Set problem ▸ From the listing below, pull out every line where the string "label" appears.
--------
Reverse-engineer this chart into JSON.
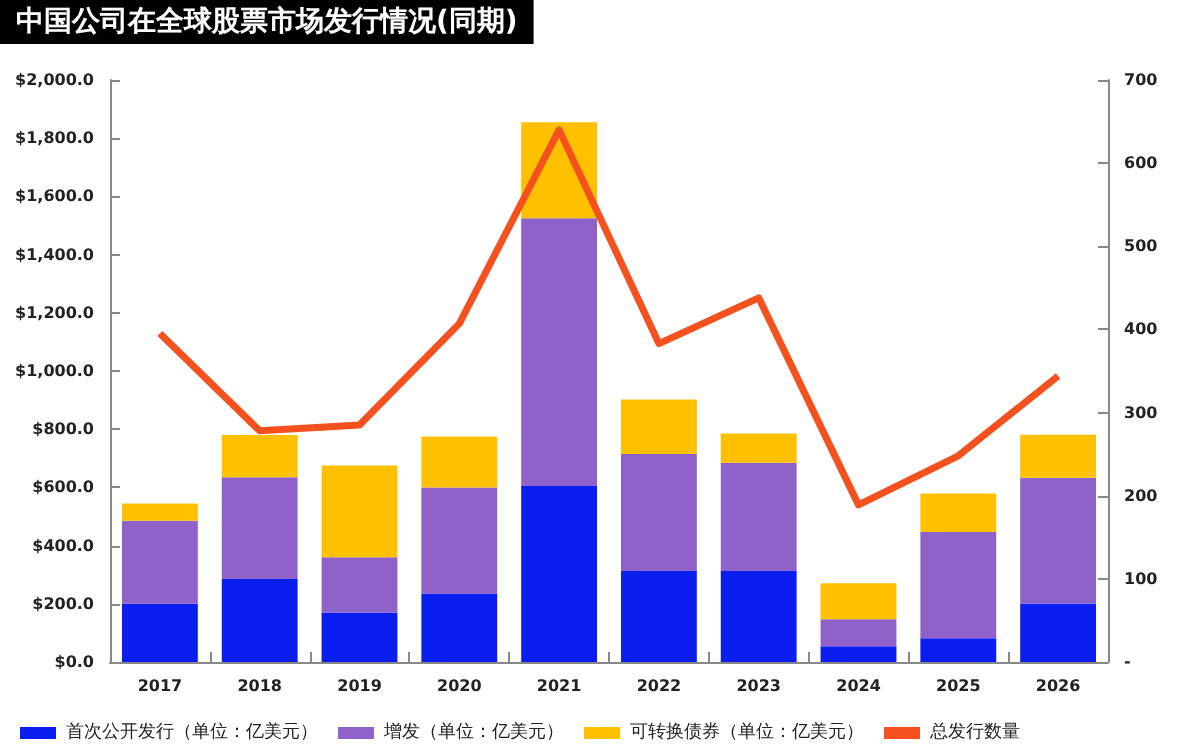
{
  "chart_data": {
    "type": "bar",
    "title": "中国公司在全球股票市场发行情况(同期)",
    "stacked": true,
    "categories": [
      "2017",
      "2018",
      "2019",
      "2020",
      "2021",
      "2022",
      "2023",
      "2024",
      "2025",
      "2026"
    ],
    "series": [
      {
        "name": "首次公开发行（单位：亿美元）",
        "color": "#0a1ef0",
        "values": [
          200,
          285,
          170,
          235,
          605,
          313,
          313,
          54,
          82,
          201
        ]
      },
      {
        "name": "增发（单位：亿美元）",
        "color": "#8e62c8",
        "values": [
          285,
          350,
          190,
          365,
          920,
          402,
          372,
          93,
          365,
          432
        ]
      },
      {
        "name": "可转换债券（单位：亿美元）",
        "color": "#ffc000",
        "values": [
          60,
          145,
          315,
          175,
          330,
          187,
          100,
          124,
          132,
          148
        ]
      },
      {
        "name": "总发行数量",
        "type": "line",
        "axis": "y2",
        "color": "#f4511e",
        "values": [
          395,
          278,
          285,
          407,
          640,
          383,
          438,
          189,
          248,
          344
        ]
      }
    ],
    "ylim": [
      0,
      2000
    ],
    "yticks": [
      {
        "value": 0,
        "label": "$0.0"
      },
      {
        "value": 200,
        "label": "$200.0"
      },
      {
        "value": 400,
        "label": "$400.0"
      },
      {
        "value": 600,
        "label": "$600.0"
      },
      {
        "value": 800,
        "label": "$800.0"
      },
      {
        "value": 1000,
        "label": "$1,000.0"
      },
      {
        "value": 1200,
        "label": "$1,200.0"
      },
      {
        "value": 1400,
        "label": "$1,400.0"
      },
      {
        "value": 1600,
        "label": "$1,600.0"
      },
      {
        "value": 1800,
        "label": "$1,800.0"
      },
      {
        "value": 2000,
        "label": "$2,000.0"
      }
    ],
    "y2lim": [
      0,
      700
    ],
    "y2ticks": [
      {
        "value": 0,
        "label": "-"
      },
      100,
      200,
      300,
      400,
      500,
      600,
      700
    ],
    "grid": false,
    "legend": "bottom",
    "marker": "none"
  }
}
--------
Response to this exercise ▸
        "label": "$0.0"
        "label": "$200.0"
        "label": "$400.0"
        "label": "$600.0"
        "label": "$800.0"
        "label": "$1,000.0"
        "label": "$1,200.0"
        "label": "$1,400.0"
        "label": "$1,600.0"
        "label": "$1,800.0"
        "label": "$2,000.0"
        "label": "-"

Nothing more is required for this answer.